* **Records for this task**:
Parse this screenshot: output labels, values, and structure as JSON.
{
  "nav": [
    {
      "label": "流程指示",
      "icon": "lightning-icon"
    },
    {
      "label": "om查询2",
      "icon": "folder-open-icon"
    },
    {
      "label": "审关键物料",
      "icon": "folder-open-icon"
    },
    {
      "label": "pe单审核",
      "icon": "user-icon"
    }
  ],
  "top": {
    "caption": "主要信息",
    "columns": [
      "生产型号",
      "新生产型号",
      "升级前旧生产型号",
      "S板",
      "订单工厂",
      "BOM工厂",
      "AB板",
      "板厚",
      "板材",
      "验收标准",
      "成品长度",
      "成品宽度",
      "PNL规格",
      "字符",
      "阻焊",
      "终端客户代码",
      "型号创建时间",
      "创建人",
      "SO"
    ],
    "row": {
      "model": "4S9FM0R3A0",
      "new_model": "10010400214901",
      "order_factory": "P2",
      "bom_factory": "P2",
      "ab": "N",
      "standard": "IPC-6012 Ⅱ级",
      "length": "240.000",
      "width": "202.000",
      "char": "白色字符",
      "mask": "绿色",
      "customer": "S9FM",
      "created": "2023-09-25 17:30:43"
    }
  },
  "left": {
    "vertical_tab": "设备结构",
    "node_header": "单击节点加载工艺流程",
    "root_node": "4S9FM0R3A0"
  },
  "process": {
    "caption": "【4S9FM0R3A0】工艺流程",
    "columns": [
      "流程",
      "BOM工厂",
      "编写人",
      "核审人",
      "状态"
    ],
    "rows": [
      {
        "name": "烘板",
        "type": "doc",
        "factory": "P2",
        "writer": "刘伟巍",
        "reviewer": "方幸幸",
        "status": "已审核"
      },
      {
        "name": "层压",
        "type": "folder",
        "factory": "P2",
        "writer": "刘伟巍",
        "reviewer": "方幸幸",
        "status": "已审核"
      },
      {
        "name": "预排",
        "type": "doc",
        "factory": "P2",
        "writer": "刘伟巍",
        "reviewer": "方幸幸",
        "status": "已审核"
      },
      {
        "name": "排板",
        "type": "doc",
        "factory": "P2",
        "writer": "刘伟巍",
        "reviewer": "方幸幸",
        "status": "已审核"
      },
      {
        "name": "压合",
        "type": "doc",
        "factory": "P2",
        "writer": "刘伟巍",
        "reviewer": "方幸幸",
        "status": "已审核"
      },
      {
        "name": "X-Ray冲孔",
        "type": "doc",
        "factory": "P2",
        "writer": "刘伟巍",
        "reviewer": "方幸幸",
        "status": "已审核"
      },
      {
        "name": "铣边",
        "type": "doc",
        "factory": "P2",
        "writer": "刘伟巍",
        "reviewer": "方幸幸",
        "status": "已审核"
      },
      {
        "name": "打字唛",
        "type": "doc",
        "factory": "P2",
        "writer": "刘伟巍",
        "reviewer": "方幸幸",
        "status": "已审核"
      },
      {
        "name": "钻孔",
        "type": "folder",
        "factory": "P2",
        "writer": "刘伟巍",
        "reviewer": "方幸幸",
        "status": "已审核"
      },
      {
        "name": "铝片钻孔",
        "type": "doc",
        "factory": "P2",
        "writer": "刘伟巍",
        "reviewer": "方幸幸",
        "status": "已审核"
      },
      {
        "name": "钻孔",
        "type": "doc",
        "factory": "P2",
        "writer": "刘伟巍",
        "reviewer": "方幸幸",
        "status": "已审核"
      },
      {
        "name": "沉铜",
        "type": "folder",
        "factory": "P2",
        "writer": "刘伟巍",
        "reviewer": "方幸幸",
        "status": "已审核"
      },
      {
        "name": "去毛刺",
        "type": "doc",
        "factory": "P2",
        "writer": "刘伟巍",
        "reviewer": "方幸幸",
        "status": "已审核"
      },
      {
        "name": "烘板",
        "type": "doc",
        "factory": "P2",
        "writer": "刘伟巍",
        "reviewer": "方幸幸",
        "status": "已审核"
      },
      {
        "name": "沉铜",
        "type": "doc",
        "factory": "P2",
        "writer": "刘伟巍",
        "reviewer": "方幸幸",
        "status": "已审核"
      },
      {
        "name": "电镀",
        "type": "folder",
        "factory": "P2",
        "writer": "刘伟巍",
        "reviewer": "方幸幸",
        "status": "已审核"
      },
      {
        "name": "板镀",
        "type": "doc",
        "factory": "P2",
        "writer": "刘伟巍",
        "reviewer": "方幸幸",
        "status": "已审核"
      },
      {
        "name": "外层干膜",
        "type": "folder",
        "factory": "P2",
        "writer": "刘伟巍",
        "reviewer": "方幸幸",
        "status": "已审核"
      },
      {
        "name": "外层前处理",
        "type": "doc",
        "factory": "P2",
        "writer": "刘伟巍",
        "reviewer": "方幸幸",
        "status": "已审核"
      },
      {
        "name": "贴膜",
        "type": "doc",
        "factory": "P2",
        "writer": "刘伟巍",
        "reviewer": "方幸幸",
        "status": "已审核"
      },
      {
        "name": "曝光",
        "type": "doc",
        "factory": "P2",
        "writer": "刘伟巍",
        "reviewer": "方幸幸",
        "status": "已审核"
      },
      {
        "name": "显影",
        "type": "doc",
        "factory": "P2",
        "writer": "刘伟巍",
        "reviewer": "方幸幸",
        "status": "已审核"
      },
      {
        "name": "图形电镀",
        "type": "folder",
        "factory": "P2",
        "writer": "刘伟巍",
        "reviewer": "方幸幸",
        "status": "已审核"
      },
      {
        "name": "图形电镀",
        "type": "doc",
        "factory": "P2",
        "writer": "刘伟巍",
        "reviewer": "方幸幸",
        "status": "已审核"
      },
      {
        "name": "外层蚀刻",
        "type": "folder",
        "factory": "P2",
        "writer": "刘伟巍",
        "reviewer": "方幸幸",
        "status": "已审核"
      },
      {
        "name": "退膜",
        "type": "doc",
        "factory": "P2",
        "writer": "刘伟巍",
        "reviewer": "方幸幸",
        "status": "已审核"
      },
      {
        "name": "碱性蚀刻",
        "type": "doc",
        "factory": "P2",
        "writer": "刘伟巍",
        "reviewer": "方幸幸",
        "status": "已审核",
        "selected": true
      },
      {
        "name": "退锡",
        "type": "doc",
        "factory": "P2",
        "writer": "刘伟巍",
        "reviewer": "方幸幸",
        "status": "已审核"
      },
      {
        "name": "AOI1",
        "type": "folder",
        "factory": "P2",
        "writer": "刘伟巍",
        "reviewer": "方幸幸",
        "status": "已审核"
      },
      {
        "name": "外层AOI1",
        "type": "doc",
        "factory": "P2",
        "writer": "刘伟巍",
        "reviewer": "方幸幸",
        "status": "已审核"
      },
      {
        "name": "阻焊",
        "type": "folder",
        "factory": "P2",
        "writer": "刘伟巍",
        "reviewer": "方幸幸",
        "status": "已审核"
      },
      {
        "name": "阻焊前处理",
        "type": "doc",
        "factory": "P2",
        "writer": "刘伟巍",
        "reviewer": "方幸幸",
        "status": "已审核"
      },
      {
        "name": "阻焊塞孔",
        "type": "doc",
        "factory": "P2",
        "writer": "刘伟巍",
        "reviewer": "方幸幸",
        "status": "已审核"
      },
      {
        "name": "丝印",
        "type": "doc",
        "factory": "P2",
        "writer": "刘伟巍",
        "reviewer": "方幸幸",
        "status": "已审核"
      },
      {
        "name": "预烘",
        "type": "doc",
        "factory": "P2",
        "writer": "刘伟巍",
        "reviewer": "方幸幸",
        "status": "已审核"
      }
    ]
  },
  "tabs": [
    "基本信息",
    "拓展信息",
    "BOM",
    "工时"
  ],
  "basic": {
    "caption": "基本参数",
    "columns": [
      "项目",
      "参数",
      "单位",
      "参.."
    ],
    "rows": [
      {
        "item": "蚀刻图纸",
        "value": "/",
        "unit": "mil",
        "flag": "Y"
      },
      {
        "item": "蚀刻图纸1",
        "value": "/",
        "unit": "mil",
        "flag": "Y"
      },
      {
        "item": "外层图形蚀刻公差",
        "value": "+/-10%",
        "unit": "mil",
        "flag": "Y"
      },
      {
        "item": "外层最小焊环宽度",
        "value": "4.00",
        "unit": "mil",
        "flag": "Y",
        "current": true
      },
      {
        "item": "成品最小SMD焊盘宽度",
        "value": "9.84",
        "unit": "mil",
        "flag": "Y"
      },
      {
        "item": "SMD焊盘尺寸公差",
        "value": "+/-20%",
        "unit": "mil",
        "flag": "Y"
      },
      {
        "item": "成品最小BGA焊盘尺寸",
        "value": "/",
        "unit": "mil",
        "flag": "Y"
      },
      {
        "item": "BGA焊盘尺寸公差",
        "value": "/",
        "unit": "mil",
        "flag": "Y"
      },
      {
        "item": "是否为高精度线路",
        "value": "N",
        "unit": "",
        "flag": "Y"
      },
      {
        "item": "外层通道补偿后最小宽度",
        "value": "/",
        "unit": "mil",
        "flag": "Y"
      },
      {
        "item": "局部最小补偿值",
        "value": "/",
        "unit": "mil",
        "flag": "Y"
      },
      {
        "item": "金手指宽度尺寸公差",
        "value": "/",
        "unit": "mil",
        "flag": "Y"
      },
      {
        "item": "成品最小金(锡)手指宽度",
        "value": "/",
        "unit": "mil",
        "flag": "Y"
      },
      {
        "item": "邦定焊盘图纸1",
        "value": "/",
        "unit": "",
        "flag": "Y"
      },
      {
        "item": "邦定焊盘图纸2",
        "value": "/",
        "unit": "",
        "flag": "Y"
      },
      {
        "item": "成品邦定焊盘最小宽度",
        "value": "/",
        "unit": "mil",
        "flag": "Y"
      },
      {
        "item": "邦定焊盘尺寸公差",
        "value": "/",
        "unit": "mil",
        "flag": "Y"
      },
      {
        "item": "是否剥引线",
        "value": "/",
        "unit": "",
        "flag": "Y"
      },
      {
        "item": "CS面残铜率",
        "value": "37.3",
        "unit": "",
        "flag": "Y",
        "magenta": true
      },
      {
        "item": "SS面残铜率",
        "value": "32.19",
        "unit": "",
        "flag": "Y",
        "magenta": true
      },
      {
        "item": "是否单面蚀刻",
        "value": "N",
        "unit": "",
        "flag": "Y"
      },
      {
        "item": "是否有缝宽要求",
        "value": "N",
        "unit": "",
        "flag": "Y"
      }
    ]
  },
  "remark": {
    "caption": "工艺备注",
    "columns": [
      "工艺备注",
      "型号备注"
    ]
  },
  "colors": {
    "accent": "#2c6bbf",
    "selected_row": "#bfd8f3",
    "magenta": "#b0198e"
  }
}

* **Exercise description**: Report all lines of the data that include the word "caption".

* **Worked solution**:
    "caption": "主要信息",
    "caption": "【4S9FM0R3A0】工艺流程",
    "caption": "基本参数",
    "caption": "工艺备注",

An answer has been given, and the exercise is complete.